PASSAGE TO READ:

Defensora will empower the Mayan Q'eqchi people to speak for themselves. It will help to level the playing field between big mining business and small third world communities, and spotlight important human rights laws. Defensora will also examine if impunity is the norm in North America when it comes to holding large resource extraction companies legally accountable for human rights violations, environmental harms and crimes they cause in other countries. Most importantly, the film will build a community of support around the Mayan Q'eqchi people and the lawsuits they have launched in Canada.


We have raised $15,000 to date to fund a $60,000 production budget. Crowdfunding was responsible for 30% of these initial funds. This is our movement to create. We are seeking an additional $25,000 to complete production. The money raised will be used for another trip to Guatemala, production expenses, and the completion of a rough cut. We have several interested broadcasters who have screened our trailer and have asked to see our rough cut. So we need your help to get to the next step.

Your donations will be used specifically for travel and work expenses for Director, Rachel Schmidt and a cinematographer to complete production in Guatemala in mid-September; the rental of camera gear; the hiring of a driver, translator, and security while in Guatemala; and the hiring of an editor to complete the rough cut.

We have been accountable to our funders for every dollar we have spent, and maintain up-to-date financial records with receipts. This will continue through this campaign. We also have some fun perks to offer you for your contributions and support.

It's not all about money, we also need ambassadors for the film. People who care deeply about the issues and are willing to pass along this campaign through their online networks, groups, churches and community organizations. Or give us names of groups or funders you think we should approach. Feel free to use your imagination and passion to build a strong community of support around Defensora and the Mayan Q'eqchi people.


Rachel Schmidt is a Canadian documentary film producer and director. She is an activist at heart. Her projects have taken her across the globe where she has worked with human rights organizations to document important stories. Rachel's work on the front lines includes shooting in refugee camps in West Africa where she was detained by the military; to interviewing women world leaders at one of the largest gender rights forums outside of the United Nations in Bangkok; to filming in the Canadian Rockies. Rachel is also a documentary photographer who has photographed diverse world citizens and landscapes. She is the founder of the Women's United Liberation Front (WULF) and hails from the mountains in British Columbia.

Adele Hinkley is a passionate photographer who is motivated by the power of photography and it's potential to express and invoke human emotion. In 2010, she attended the National Geographic Expeditions Photographic Workshop in Santa Fe, New Mexico. Adele is deeply moved by the stories of the Mayan Q'eqchi' people and was part of the first trip to Guatemala in February 2012. Her photographs from that trip film will open in October 2012 at Hycroft Gallery in Vancouver, hosted by the University Women's Club Vancouver.

Executive Producer Lee K. Toepfer is an independent producer and the founder of 6kidsProductions. She holds an MBA from George Washington University, and brings a twenty-year background in finance to the 'business side' of film-making. Lee hails from Virginia and is the oldest of six kids, hence the name of the production company! She is passionate about producing meaningful projects and working collaboratively with talented artists. 6kidsProductions merges both the artistic and business sides of film-making to produce important stories of our times.

WHAT NEEDS TO BE DONE:
Rewrite the Defensora funding appeal from the words "We have raised" through the words "the rough cut.", replacing "rough cut" with "first assembly" each time it appears.

GIVEN RECORDS:
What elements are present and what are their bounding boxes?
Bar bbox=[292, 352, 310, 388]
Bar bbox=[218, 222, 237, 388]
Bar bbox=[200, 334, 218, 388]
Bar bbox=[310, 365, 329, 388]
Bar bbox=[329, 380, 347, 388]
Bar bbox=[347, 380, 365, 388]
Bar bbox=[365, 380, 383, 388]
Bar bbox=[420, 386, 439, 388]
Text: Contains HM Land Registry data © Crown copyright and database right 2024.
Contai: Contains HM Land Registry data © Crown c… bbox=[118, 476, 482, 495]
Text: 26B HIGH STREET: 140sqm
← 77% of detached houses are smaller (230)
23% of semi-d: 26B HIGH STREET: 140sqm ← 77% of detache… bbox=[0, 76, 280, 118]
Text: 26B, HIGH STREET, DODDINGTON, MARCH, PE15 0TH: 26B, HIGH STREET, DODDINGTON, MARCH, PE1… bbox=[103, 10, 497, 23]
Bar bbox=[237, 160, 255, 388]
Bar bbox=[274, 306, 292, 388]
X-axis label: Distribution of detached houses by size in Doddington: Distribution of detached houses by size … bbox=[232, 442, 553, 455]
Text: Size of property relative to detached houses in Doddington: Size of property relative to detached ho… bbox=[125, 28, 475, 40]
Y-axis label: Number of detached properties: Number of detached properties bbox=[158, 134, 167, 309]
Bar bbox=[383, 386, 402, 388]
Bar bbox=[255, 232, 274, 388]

SOLUTION TO THIS EXERCISE:
We have raised $15,000 to date to fund a $60,000 production budget. Crowdfunding was responsible for 30% of these initial funds. This is our movement to create. We are seeking an additional $25,000 to complete production. The money raised will be used for another trip to Guatemala, production expenses, and the completion of a first assembly. We have several interested broadcasters who have screened our trailer and have asked to see our first assembly. So we need your help to get to the next step.

Your donations will be used specifically for travel and work expenses for Director, Rachel Schmidt and a cinematographer to complete production in Guatemala in mid-September; the rental of camera gear; the hiring of a driver, translator, and security while in Guatemala; and the hiring of an editor to complete the first assembly.